__SOURCE EXTRACT__.
:::::

Daniel Kern Manufacture d'Orgues

Daniel Kern Manufacture d'Orgues
Industry Organ building
Founded 1953
Headquarters Strasbourg, France
Products Daniel Kern organs
Website www.kernpipeorgan.com

The Daniel Kern Manufacture d'Orgues (formerly Alfred Kern & Fils) is an organ builder based in Strasbourg, France. New Kern organs have been installed in many churches in France and other countries. In addition, Kern undertakes restoration work on historic organs.

History

Alfred Kern (12 February 1910 - 13 October 1989) founded the company in 1953, encouraged by Dr. Albert Schweitzer, the Nobel Prize winner who was also an organist. Kern made organs using traditional techniques, as well as repairing historically valuable instruments. His son Daniel Kern has continued the tradition.[1] In 1961 Alfred Kern built the core of the organ in the church of Gunsbach, designed by Albert Schweitzer, who described this as his "last work". In 1977, Alfred's son Daniel Kern took charge of the firm.

:::::

Summarize the company profile in two sentences. The data isn't needed for anything.

__DATASET CONTENT__.

:::::

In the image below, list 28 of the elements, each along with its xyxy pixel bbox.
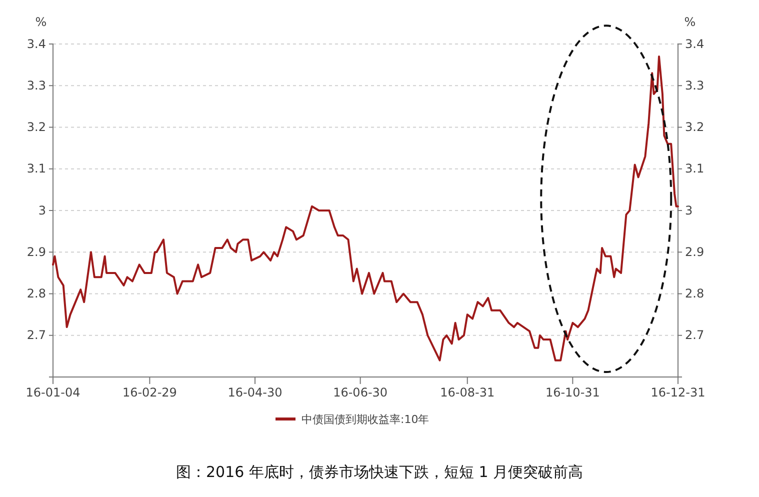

:::::

__WORKED ANSWER__. Daniel Kern Manufacture d'Orgues, formerly Alfred Kern & Fils, is a Strasbourg organ builder that installs new organs in churches in France and other countries and restores historic instruments. Alfred Kern founded it in 1953 with encouragement from Albert Schweitzer, and his son Daniel Kern took charge of the firm in 1977.